All lines from the one with "Type out the text in this image." to the end need to be copied exactly, with nothing before them.

* Begin Input for this task *

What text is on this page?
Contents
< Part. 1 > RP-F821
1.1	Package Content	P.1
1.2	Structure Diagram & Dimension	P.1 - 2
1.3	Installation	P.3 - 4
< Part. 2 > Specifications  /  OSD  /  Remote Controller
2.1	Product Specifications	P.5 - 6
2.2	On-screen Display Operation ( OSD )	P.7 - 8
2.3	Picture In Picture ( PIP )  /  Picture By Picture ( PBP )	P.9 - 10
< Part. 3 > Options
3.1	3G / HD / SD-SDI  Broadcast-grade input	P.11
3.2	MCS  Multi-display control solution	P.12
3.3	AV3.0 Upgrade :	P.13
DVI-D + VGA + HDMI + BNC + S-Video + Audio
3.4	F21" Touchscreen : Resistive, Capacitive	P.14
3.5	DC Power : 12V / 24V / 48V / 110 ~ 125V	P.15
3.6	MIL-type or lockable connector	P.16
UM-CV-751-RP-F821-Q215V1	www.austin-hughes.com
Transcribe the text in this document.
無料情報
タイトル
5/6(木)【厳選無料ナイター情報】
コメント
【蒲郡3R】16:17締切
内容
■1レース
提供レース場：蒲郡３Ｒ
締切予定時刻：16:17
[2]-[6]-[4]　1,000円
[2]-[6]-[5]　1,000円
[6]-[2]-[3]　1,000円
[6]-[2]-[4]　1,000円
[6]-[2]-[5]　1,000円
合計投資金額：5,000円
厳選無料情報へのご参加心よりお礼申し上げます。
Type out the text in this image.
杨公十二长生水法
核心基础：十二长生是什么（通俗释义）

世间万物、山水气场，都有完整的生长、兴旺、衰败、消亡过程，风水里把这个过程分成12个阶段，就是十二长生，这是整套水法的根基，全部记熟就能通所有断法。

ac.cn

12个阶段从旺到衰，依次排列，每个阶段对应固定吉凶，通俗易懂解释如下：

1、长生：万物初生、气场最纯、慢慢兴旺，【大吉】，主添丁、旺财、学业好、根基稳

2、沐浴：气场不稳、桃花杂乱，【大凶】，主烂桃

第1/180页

* End Input for this task *

◆ Answer in full:
Type out the text in this image.
杨公十二长生水法
核心基础：十二长生是什么（通俗释义）

世间万物、山水气场，都有完整的生长、兴旺、衰败、消亡过程，风水里把这个过程分成12个阶段，就是十二长生，这是整套水法的根基，全部记熟就能通所有断法。

ac.cn

12个阶段从旺到衰，依次排列，每个阶段对应固定吉凶，通俗易懂解释如下：

1、长生：万物初生、气场最纯、慢慢兴旺，【大吉】，主添丁、旺财、学业好、根基稳

2、沐浴：气场不稳、桃花杂乱，【大凶】，主烂桃

第1/180页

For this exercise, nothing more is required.